(Recorded data)
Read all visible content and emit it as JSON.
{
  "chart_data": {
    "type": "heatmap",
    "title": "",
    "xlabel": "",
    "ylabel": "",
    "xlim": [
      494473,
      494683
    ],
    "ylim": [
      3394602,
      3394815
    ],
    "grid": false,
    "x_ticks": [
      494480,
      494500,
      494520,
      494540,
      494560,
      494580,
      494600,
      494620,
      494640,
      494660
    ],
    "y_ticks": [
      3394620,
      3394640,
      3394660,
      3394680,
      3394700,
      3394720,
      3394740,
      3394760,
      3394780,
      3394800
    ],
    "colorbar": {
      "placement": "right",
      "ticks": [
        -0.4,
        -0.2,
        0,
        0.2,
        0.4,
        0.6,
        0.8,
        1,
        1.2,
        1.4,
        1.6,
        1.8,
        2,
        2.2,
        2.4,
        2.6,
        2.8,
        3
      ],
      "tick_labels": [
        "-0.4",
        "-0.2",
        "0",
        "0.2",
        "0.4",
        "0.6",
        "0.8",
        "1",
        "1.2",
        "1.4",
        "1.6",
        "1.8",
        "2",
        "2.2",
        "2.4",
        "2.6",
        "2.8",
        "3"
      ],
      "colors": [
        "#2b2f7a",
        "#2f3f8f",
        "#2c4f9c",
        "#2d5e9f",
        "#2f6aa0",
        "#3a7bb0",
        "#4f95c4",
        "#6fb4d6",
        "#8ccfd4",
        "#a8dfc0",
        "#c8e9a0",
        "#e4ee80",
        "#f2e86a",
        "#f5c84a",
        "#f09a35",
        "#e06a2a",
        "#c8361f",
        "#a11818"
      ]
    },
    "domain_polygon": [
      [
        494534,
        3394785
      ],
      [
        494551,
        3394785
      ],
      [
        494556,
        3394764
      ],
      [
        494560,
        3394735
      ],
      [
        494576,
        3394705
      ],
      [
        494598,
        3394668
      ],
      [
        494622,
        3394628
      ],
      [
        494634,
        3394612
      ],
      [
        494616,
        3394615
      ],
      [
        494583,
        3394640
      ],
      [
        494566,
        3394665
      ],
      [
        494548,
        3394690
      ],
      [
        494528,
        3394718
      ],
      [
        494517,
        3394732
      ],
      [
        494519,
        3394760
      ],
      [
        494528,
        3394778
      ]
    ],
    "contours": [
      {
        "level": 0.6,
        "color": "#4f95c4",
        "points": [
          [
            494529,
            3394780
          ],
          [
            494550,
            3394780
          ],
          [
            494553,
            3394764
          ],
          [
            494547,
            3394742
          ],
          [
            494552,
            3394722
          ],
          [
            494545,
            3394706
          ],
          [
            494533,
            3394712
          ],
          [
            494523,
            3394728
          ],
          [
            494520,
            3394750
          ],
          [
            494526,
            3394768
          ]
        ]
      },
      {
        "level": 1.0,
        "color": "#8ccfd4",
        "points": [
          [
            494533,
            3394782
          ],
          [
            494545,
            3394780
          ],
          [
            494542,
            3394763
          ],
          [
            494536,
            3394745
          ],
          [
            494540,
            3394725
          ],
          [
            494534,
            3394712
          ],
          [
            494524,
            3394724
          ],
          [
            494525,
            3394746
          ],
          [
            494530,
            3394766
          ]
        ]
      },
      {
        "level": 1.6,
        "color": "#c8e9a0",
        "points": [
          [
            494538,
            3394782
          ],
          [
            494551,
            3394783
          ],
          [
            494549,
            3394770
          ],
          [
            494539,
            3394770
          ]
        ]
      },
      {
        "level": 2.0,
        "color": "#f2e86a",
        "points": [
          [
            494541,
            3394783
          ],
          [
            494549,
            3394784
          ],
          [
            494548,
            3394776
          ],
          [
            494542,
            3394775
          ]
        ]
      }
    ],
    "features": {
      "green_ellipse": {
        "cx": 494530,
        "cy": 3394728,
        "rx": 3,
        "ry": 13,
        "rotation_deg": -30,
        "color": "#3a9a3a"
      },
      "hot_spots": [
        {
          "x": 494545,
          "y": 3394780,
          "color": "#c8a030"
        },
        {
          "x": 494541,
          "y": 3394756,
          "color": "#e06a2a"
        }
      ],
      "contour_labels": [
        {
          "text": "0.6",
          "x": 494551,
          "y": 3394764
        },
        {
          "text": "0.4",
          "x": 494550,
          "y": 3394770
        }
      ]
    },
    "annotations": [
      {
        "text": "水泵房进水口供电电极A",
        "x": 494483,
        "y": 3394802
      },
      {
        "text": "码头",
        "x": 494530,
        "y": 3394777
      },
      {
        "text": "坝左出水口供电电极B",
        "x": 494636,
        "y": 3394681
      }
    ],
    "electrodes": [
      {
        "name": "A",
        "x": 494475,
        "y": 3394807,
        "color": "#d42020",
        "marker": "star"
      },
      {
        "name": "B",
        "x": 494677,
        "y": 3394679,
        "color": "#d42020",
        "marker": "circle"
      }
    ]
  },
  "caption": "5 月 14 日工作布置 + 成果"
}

(Instructions to follow) Check each line of the records above for "text", and copy those that have it.

(The output)
          "text": "0.6",
          "text": "0.4",
        "text": "水泵房进水口供电电极A",
        "text": "码头",
        "text": "坝左出水口供电电极B",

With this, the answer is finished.